__The records__:
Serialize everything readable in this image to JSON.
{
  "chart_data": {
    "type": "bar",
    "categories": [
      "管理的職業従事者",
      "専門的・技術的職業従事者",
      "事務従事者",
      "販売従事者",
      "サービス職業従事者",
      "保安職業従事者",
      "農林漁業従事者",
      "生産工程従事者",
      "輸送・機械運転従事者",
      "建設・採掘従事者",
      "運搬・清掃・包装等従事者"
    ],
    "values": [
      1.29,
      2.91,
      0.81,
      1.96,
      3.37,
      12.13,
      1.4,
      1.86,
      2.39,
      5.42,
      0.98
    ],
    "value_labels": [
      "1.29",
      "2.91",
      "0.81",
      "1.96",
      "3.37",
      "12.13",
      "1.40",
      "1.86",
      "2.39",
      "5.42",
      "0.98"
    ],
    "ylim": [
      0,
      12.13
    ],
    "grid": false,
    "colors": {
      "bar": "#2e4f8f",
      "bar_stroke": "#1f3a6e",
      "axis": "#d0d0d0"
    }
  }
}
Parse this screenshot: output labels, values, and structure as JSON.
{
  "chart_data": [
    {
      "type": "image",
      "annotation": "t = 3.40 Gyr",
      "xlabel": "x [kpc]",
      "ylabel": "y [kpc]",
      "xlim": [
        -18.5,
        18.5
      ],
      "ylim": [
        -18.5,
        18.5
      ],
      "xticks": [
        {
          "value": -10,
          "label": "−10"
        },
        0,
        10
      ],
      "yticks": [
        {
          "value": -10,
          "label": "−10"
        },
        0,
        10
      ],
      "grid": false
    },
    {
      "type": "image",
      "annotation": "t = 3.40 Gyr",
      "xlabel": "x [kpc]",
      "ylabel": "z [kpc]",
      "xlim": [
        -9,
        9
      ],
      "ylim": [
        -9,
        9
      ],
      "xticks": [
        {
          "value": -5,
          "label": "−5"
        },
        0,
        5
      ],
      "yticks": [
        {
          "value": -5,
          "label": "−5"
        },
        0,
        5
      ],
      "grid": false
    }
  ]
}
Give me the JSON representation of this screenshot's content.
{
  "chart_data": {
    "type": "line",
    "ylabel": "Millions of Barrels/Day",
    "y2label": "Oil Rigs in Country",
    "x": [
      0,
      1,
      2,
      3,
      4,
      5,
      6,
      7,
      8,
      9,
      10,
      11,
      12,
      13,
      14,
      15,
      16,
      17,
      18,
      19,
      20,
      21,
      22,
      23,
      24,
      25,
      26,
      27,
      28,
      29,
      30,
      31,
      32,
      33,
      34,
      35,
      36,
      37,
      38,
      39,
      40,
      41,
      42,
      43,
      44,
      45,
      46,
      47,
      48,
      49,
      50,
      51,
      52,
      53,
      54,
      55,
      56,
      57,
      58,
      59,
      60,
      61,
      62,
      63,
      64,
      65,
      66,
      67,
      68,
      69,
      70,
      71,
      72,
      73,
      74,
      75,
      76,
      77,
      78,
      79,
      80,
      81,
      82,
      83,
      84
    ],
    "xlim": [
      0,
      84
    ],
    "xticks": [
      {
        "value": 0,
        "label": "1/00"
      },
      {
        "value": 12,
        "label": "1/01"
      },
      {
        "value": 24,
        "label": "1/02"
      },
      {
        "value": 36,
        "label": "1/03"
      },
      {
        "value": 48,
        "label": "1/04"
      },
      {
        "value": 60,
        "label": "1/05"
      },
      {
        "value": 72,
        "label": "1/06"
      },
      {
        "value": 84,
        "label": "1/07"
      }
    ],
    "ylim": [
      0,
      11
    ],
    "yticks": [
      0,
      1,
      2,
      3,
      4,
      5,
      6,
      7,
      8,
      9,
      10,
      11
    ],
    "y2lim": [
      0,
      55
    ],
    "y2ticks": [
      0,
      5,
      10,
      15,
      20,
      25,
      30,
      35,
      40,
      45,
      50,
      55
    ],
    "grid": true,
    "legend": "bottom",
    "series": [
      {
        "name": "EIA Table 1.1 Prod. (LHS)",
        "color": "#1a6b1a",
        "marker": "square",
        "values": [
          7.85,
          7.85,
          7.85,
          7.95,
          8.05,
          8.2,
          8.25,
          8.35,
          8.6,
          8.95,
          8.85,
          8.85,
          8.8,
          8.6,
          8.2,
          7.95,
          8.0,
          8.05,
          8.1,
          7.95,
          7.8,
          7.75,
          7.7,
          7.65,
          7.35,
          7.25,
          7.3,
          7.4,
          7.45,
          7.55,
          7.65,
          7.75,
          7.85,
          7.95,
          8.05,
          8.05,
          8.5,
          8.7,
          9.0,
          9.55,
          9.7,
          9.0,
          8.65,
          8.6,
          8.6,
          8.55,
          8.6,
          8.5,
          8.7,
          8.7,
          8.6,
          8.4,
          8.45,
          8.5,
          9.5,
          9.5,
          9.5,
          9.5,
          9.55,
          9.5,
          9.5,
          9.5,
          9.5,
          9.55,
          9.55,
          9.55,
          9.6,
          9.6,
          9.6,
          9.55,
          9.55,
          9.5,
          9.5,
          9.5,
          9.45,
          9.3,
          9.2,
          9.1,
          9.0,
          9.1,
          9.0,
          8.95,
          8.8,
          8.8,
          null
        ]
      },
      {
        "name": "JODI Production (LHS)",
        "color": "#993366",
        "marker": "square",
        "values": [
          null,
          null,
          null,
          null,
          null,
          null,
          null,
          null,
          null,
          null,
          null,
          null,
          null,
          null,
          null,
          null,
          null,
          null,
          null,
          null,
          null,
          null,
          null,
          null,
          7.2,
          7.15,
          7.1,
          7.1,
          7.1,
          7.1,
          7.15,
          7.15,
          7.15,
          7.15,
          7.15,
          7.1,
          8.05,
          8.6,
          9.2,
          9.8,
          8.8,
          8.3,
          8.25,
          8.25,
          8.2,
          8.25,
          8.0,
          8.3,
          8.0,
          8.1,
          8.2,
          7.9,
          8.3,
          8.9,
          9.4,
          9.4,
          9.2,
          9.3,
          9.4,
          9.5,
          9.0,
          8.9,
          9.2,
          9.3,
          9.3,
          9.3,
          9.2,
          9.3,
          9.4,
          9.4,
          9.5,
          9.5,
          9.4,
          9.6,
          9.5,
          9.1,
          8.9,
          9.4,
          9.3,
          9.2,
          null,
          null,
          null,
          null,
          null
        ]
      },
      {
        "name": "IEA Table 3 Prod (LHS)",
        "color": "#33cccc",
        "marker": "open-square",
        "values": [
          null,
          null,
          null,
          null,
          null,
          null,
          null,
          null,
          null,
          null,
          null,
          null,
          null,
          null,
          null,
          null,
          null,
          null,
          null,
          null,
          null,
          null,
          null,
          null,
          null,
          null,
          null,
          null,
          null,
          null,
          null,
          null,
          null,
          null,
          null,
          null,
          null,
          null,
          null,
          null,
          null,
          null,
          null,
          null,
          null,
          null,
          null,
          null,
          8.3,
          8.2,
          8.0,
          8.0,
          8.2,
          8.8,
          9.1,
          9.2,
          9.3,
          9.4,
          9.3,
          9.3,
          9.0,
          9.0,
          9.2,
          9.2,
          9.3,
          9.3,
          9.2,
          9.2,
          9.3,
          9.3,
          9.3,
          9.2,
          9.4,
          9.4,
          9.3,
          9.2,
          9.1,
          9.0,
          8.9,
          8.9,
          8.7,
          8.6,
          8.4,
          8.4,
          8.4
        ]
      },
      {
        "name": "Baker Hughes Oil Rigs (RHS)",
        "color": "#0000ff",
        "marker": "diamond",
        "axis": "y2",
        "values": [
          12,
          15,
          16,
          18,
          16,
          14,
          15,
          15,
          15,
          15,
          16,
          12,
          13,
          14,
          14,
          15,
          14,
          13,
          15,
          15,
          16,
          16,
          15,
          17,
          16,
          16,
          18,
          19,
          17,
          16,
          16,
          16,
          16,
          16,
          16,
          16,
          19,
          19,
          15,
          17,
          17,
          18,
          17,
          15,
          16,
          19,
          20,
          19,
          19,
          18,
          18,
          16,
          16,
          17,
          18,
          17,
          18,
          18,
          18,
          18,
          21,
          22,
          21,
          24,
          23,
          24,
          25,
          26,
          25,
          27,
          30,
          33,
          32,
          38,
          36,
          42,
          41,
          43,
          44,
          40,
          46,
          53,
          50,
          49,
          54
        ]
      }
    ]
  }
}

__Task description__:
Note each line of the entries that has "Rigs" in it, and copy those lines.

__Task answer__:
    "y2label": "Oil Rigs in Country",
        "name": "Baker Hughes Oil Rigs (RHS)",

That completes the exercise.